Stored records
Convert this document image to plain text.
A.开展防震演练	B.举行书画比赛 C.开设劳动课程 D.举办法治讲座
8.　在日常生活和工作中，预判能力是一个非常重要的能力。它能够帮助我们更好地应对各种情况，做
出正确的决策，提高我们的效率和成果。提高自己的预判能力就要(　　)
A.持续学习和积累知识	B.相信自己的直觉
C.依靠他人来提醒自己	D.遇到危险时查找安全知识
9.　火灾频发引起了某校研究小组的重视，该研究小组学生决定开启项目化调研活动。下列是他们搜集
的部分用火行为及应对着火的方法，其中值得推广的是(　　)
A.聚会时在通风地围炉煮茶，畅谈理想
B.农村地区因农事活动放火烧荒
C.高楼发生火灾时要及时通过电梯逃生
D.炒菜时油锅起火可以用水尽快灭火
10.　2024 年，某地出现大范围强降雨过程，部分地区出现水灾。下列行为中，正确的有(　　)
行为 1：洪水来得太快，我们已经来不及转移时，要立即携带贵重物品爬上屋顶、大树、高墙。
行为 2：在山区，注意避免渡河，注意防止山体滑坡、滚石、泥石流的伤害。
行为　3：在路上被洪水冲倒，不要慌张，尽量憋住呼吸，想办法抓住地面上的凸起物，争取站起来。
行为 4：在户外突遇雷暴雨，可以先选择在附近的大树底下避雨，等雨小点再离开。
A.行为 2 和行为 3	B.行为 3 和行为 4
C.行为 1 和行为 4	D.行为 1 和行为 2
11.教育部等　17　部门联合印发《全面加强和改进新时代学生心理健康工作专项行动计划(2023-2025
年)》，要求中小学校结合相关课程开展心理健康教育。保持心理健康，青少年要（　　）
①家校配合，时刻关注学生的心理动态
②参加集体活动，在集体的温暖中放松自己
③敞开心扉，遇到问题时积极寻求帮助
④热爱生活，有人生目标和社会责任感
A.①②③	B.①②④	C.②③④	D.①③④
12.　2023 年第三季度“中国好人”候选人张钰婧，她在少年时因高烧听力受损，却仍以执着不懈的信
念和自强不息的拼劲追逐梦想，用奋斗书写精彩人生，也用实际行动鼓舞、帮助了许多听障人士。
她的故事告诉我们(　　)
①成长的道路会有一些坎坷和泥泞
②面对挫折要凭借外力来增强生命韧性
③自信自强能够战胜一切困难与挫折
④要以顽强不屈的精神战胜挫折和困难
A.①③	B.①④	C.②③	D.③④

==

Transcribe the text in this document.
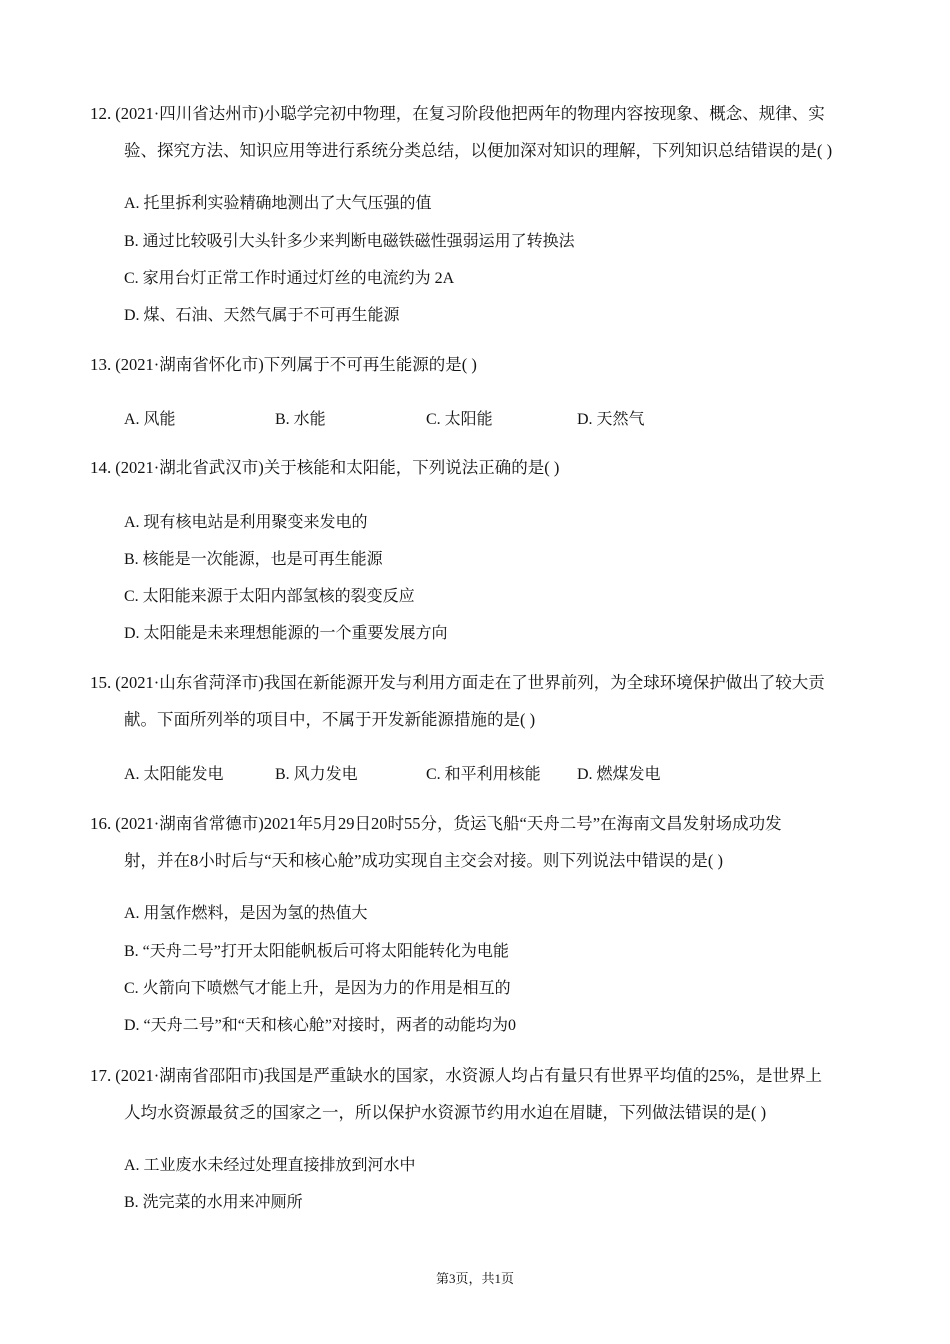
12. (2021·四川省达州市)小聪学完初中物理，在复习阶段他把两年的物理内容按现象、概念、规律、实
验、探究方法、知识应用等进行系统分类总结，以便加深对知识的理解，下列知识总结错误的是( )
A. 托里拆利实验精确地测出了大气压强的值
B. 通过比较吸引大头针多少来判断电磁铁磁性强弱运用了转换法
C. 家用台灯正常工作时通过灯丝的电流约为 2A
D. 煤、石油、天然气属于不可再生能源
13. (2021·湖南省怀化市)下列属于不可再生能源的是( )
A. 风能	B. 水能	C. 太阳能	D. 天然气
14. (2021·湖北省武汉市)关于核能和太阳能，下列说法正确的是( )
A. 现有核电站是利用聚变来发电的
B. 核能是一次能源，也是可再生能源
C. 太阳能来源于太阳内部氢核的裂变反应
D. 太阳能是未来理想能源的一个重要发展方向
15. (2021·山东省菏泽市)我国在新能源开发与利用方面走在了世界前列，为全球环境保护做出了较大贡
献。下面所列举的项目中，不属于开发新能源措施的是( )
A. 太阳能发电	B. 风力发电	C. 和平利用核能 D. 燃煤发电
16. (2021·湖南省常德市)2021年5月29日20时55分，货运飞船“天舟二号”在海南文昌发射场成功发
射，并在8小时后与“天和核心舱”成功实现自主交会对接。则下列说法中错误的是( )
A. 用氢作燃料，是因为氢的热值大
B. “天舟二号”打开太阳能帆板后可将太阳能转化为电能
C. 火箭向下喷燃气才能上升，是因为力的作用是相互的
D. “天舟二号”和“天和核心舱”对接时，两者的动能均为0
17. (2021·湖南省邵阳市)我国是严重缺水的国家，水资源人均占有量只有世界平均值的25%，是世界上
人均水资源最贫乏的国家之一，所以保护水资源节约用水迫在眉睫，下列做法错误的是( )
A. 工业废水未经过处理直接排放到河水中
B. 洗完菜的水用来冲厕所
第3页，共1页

• [What is expected]:
Track down every line holding the string "document" and copy it.

• [Solved problem]:
Convert this document image to plain text.
Transcribe the text in this document.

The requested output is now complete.